● Problem to work on:
All of the data below must be repeated exactly.

● Stored records:
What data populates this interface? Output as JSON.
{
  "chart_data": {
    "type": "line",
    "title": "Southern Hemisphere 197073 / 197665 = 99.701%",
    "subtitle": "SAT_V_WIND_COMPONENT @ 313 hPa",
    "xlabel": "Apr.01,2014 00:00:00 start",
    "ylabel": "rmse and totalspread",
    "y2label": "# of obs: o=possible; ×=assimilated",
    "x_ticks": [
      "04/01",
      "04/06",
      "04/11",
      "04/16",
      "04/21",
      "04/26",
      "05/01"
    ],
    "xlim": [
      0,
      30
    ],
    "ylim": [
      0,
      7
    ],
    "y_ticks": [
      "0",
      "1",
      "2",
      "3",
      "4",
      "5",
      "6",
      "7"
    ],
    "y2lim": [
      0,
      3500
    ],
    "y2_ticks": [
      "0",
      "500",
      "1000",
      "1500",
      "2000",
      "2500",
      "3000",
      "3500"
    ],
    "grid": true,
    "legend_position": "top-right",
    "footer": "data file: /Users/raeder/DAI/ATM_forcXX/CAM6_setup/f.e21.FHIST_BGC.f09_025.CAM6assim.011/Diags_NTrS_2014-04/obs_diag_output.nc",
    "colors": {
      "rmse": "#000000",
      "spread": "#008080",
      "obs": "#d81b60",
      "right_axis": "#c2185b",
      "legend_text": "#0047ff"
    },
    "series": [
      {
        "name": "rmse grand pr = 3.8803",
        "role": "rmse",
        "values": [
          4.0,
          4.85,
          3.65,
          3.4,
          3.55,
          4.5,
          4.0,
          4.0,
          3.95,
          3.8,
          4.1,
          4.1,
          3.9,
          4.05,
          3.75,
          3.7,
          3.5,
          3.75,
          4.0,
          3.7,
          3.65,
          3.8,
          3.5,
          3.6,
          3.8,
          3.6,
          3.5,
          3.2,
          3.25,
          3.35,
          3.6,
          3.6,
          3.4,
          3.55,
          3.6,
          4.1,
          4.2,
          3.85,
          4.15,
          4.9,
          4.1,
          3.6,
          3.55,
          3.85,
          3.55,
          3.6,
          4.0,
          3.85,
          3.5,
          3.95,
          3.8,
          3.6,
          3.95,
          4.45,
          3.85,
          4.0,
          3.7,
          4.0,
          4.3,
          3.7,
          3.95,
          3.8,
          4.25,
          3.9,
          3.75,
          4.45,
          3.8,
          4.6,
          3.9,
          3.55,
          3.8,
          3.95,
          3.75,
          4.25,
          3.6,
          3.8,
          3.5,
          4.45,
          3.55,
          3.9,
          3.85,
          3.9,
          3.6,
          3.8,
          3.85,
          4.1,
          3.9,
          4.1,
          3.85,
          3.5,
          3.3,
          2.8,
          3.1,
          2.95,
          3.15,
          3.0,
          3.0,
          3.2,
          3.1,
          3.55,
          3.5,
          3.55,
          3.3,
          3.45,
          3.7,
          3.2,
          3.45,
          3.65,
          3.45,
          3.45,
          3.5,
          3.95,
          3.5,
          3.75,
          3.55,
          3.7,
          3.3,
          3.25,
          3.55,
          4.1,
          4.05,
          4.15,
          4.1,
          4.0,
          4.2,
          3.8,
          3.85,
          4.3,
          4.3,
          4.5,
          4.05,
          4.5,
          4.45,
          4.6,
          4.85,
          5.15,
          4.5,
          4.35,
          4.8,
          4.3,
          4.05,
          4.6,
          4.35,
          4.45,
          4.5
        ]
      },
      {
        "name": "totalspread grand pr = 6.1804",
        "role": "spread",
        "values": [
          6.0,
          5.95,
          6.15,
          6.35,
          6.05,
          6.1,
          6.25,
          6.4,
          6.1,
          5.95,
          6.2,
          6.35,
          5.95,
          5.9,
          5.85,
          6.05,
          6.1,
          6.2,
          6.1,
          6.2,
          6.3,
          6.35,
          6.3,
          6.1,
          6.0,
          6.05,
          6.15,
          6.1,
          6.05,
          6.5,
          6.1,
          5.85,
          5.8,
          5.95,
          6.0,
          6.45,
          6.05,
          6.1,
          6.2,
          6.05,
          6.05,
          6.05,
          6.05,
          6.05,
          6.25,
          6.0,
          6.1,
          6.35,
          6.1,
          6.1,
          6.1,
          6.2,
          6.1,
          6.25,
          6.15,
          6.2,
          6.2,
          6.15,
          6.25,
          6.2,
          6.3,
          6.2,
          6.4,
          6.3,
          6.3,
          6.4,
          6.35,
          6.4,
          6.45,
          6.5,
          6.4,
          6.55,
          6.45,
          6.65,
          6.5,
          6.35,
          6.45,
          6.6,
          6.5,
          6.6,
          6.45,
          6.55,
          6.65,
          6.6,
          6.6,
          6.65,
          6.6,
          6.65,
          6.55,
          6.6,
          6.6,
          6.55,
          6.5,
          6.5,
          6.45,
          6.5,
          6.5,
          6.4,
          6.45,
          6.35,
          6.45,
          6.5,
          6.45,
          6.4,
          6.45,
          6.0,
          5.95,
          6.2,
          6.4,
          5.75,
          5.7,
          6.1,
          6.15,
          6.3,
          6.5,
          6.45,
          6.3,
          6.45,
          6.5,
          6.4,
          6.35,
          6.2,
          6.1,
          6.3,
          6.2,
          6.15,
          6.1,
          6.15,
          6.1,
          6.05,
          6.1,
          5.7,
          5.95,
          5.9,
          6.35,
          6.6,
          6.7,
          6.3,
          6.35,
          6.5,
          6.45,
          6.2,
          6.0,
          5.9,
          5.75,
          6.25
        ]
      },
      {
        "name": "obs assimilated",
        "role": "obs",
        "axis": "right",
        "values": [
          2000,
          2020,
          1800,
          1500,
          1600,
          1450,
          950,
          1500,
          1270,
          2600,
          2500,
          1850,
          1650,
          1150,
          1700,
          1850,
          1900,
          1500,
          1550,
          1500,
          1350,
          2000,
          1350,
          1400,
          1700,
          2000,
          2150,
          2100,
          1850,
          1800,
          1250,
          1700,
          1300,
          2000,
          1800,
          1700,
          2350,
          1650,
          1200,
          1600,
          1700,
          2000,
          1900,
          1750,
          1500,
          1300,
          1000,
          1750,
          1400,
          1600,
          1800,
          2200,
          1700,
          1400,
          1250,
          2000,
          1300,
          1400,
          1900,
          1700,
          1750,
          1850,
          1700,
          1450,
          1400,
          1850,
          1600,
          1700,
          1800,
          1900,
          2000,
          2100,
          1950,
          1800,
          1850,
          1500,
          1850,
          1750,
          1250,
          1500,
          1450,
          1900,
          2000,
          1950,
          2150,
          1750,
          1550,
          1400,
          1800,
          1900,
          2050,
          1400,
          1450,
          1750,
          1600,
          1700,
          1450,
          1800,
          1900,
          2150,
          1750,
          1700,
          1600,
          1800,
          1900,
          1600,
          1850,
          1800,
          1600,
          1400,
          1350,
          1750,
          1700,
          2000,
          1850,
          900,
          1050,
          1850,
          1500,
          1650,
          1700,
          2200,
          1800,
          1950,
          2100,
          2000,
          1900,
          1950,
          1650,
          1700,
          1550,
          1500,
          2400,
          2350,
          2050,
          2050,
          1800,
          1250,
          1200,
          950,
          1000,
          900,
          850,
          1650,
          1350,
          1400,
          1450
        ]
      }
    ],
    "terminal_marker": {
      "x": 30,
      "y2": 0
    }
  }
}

● Problem solution:
What data populates this interface? Output as JSON.
{
  "chart_data": {
    "type": "line",
    "title": "Southern Hemisphere 197073 / 197665 = 99.701%",
    "subtitle": "SAT_V_WIND_COMPONENT @ 313 hPa",
    "xlabel": "Apr.01,2014 00:00:00 start",
    "ylabel": "rmse and totalspread",
    "y2label": "# of obs: o=possible; ×=assimilated",
    "x_ticks": [
      "04/01",
      "04/06",
      "04/11",
      "04/16",
      "04/21",
      "04/26",
      "05/01"
    ],
    "xlim": [
      0,
      30
    ],
    "ylim": [
      0,
      7
    ],
    "y_ticks": [
      "0",
      "1",
      "2",
      "3",
      "4",
      "5",
      "6",
      "7"
    ],
    "y2lim": [
      0,
      3500
    ],
    "y2_ticks": [
      "0",
      "500",
      "1000",
      "1500",
      "2000",
      "2500",
      "3000",
      "3500"
    ],
    "grid": true,
    "legend_position": "top-right",
    "footer": "data file: /Users/raeder/DAI/ATM_forcXX/CAM6_setup/f.e21.FHIST_BGC.f09_025.CAM6assim.011/Diags_NTrS_2014-04/obs_diag_output.nc",
    "colors": {
      "rmse": "#000000",
      "spread": "#008080",
      "obs": "#d81b60",
      "right_axis": "#c2185b",
      "legend_text": "#0047ff"
    },
    "series": [
      {
        "name": "rmse grand pr = 3.8803",
        "role": "rmse",
        "values": [
          4.0,
          4.85,
          3.65,
          3.4,
          3.55,
          4.5,
          4.0,
          4.0,
          3.95,
          3.8,
          4.1,
          4.1,
          3.9,
          4.05,
          3.75,
          3.7,
          3.5,
          3.75,
          4.0,
          3.7,
          3.65,
          3.8,
          3.5,
          3.6,
          3.8,
          3.6,
          3.5,
          3.2,
          3.25,
          3.35,
          3.6,
          3.6,
          3.4,
          3.55,
          3.6,
          4.1,
          4.2,
          3.85,
          4.15,
          4.9,
          4.1,
          3.6,
          3.55,
          3.85,
          3.55,
          3.6,
          4.0,
          3.85,
          3.5,
          3.95,
          3.8,
          3.6,
          3.95,
          4.45,
          3.85,
          4.0,
          3.7,
          4.0,
          4.3,
          3.7,
          3.95,
          3.8,
          4.25,
          3.9,
          3.75,
          4.45,
          3.8,
          4.6,
          3.9,
          3.55,
          3.8,
          3.95,
          3.75,
          4.25,
          3.6,
          3.8,
          3.5,
          4.45,
          3.55,
          3.9,
          3.85,
          3.9,
          3.6,
          3.8,
          3.85,
          4.1,
          3.9,
          4.1,
          3.85,
          3.5,
          3.3,
          2.8,
          3.1,
          2.95,
          3.15,
          3.0,
          3.0,
          3.2,
          3.1,
          3.55,
          3.5,
          3.55,
          3.3,
          3.45,
          3.7,
          3.2,
          3.45,
          3.65,
          3.45,
          3.45,
          3.5,
          3.95,
          3.5,
          3.75,
          3.55,
          3.7,
          3.3,
          3.25,
          3.55,
          4.1,
          4.05,
          4.15,
          4.1,
          4.0,
          4.2,
          3.8,
          3.85,
          4.3,
          4.3,
          4.5,
          4.05,
          4.5,
          4.45,
          4.6,
          4.85,
          5.15,
          4.5,
          4.35,
          4.8,
          4.3,
          4.05,
          4.6,
          4.35,
          4.45,
          4.5
        ]
      },
      {
        "name": "totalspread grand pr = 6.1804",
        "role": "spread",
        "values": [
          6.0,
          5.95,
          6.15,
          6.35,
          6.05,
          6.1,
          6.25,
          6.4,
          6.1,
          5.95,
          6.2,
          6.35,
          5.95,
          5.9,
          5.85,
          6.05,
          6.1,
          6.2,
          6.1,
          6.2,
          6.3,
          6.35,
          6.3,
          6.1,
          6.0,
          6.05,
          6.15,
          6.1,
          6.05,
          6.5,
          6.1,
          5.85,
          5.8,
          5.95,
          6.0,
          6.45,
          6.05,
          6.1,
          6.2,
          6.05,
          6.05,
          6.05,
          6.05,
          6.05,
          6.25,
          6.0,
          6.1,
          6.35,
          6.1,
          6.1,
          6.1,
          6.2,
          6.1,
          6.25,
          6.15,
          6.2,
          6.2,
          6.15,
          6.25,
          6.2,
          6.3,
          6.2,
          6.4,
          6.3,
          6.3,
          6.4,
          6.35,
          6.4,
          6.45,
          6.5,
          6.4,
          6.55,
          6.45,
          6.65,
          6.5,
          6.35,
          6.45,
          6.6,
          6.5,
          6.6,
          6.45,
          6.55,
          6.65,
          6.6,
          6.6,
          6.65,
          6.6,
          6.65,
          6.55,
          6.6,
          6.6,
          6.55,
          6.5,
          6.5,
          6.45,
          6.5,
          6.5,
          6.4,
          6.45,
          6.35,
          6.45,
          6.5,
          6.45,
          6.4,
          6.45,
          6.0,
          5.95,
          6.2,
          6.4,
          5.75,
          5.7,
          6.1,
          6.15,
          6.3,
          6.5,
          6.45,
          6.3,
          6.45,
          6.5,
          6.4,
          6.35,
          6.2,
          6.1,
          6.3,
          6.2,
          6.15,
          6.1,
          6.15,
          6.1,
          6.05,
          6.1,
          5.7,
          5.95,
          5.9,
          6.35,
          6.6,
          6.7,
          6.3,
          6.35,
          6.5,
          6.45,
          6.2,
          6.0,
          5.9,
          5.75,
          6.25
        ]
      },
      {
        "name": "obs assimilated",
        "role": "obs",
        "axis": "right",
        "values": [
          2000,
          2020,
          1800,
          1500,
          1600,
          1450,
          950,
          1500,
          1270,
          2600,
          2500,
          1850,
          1650,
          1150,
          1700,
          1850,
          1900,
          1500,
          1550,
          1500,
          1350,
          2000,
          1350,
          1400,
          1700,
          2000,
          2150,
          2100,
          1850,
          1800,
          1250,
          1700,
          1300,
          2000,
          1800,
          1700,
          2350,
          1650,
          1200,
          1600,
          1700,
          2000,
          1900,
          1750,
          1500,
          1300,
          1000,
          1750,
          1400,
          1600,
          1800,
          2200,
          1700,
          1400,
          1250,
          2000,
          1300,
          1400,
          1900,
          1700,
          1750,
          1850,
          1700,
          1450,
          1400,
          1850,
          1600,
          1700,
          1800,
          1900,
          2000,
          2100,
          1950,
          1800,
          1850,
          1500,
          1850,
          1750,
          1250,
          1500,
          1450,
          1900,
          2000,
          1950,
          2150,
          1750,
          1550,
          1400,
          1800,
          1900,
          2050,
          1400,
          1450,
          1750,
          1600,
          1700,
          1450,
          1800,
          1900,
          2150,
          1750,
          1700,
          1600,
          1800,
          1900,
          1600,
          1850,
          1800,
          1600,
          1400,
          1350,
          1750,
          1700,
          2000,
          1850,
          900,
          1050,
          1850,
          1500,
          1650,
          1700,
          2200,
          1800,
          1950,
          2100,
          2000,
          1900,
          1950,
          1650,
          1700,
          1550,
          1500,
          2400,
          2350,
          2050,
          2050,
          1800,
          1250,
          1200,
          950,
          1000,
          900,
          850,
          1650,
          1350,
          1400,
          1450
        ]
      }
    ],
    "terminal_marker": {
      "x": 30,
      "y2": 0
    }
  }
}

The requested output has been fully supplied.